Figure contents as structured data
Start
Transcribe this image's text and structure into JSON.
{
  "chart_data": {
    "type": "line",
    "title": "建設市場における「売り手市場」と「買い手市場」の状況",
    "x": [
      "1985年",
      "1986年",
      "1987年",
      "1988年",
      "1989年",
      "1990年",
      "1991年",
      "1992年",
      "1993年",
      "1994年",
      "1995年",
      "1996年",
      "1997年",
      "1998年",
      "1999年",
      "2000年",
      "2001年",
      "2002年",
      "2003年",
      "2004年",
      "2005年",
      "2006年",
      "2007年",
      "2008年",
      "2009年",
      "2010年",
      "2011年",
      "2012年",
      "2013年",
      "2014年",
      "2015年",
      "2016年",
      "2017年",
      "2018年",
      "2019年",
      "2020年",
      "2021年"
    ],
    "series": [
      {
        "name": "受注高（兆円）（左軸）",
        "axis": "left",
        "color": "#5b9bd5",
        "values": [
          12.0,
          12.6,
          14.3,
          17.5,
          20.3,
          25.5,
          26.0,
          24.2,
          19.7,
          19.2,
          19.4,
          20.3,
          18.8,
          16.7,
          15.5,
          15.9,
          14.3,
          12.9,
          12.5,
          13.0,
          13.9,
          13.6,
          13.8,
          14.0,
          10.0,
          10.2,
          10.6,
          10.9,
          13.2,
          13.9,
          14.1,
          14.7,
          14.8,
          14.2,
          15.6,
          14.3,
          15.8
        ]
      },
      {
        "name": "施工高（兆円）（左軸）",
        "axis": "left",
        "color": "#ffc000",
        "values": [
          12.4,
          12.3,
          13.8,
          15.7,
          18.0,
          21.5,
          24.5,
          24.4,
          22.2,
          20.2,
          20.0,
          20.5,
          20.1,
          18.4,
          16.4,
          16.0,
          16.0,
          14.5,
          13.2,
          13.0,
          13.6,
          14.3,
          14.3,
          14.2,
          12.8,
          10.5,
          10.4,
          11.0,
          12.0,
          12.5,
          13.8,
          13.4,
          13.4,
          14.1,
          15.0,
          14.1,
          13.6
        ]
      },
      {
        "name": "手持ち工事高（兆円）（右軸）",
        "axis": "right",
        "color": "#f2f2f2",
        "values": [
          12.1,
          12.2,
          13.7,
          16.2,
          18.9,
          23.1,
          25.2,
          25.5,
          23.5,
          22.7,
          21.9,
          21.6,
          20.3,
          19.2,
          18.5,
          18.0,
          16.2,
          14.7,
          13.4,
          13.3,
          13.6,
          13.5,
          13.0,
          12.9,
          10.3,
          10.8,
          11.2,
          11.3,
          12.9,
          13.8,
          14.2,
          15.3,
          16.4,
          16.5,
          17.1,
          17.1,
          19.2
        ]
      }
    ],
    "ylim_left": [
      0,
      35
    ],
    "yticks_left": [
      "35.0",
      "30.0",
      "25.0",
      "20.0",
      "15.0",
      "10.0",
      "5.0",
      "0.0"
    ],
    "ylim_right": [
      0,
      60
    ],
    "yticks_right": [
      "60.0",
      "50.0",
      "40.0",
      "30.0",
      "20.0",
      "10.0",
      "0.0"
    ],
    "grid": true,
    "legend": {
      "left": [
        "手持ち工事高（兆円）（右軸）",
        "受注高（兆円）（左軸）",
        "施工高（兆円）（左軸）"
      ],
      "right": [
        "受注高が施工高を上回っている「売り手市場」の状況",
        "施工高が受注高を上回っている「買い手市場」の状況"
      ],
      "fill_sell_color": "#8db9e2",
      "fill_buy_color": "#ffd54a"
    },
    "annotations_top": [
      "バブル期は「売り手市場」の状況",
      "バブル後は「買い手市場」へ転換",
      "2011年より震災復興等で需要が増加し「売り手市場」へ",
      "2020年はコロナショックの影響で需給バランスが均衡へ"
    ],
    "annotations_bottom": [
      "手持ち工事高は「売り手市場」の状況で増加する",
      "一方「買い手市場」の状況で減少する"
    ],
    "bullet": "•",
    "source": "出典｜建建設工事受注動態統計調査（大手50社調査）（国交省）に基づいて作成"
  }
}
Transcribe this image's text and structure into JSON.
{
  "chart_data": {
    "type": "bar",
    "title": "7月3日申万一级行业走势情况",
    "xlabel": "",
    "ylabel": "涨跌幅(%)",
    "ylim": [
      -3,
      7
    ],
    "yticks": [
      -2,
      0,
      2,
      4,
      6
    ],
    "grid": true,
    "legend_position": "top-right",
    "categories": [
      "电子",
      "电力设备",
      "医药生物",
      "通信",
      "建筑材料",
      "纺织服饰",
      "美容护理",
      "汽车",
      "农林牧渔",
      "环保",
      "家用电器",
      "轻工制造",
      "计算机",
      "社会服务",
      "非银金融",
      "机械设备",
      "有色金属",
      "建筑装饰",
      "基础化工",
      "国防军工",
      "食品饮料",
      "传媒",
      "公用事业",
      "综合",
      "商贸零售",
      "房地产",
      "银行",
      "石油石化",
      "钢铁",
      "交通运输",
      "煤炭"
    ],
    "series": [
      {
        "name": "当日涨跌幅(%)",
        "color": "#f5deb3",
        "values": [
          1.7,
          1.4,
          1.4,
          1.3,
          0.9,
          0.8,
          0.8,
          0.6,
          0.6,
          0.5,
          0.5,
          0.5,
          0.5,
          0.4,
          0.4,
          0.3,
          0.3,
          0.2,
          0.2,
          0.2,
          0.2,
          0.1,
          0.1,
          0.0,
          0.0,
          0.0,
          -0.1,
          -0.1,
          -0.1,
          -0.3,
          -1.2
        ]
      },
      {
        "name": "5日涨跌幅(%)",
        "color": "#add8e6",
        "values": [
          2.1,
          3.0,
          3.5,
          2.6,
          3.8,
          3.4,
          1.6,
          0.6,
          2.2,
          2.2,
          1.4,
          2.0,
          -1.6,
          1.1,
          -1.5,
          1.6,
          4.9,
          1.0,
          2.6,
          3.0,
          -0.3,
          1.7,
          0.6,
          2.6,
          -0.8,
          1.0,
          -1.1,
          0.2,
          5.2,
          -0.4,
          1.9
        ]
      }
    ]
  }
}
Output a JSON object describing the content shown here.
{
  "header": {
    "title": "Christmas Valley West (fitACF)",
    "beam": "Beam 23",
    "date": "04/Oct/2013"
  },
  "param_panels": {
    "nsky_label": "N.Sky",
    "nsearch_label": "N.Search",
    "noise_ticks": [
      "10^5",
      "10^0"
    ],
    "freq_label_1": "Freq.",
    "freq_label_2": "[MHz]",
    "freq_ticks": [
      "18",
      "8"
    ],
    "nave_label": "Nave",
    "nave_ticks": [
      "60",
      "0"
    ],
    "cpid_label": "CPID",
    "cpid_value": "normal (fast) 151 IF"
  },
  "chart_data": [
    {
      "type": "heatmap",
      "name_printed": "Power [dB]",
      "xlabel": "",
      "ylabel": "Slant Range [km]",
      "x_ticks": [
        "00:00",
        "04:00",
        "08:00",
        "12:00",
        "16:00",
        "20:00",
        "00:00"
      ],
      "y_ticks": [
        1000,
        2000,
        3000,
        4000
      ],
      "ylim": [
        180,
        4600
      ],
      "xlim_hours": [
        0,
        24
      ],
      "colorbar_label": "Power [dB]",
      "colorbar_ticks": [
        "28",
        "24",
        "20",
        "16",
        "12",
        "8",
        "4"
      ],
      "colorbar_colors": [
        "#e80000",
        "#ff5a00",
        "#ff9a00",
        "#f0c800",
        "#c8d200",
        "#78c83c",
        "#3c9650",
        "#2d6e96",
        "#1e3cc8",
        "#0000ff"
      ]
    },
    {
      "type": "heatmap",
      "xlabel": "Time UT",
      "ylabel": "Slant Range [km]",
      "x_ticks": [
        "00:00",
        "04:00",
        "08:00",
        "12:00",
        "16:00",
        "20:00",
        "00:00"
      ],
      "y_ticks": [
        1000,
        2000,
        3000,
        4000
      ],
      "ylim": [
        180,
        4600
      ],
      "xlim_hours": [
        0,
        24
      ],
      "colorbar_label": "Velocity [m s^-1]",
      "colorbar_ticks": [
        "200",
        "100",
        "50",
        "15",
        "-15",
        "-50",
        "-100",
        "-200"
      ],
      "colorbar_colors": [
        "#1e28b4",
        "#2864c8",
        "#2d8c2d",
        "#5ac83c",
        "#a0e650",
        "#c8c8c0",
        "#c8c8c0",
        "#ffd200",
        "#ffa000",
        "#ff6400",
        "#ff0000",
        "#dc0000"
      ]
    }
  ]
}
End
### Direction
Copy out each line of the data containing the string "売り手市場".

### Answer to the problem
    "title": "建設市場における「売り手市場」と「買い手市場」の状況",
        "受注高が施工高を上回っている「売り手市場」の状況",
      "バブル期は「売り手市場」の状況",
      "2011年より震災復興等で需要が増加し「売り手市場」へ",
      "手持ち工事高は「売り手市場」の状況で増加する",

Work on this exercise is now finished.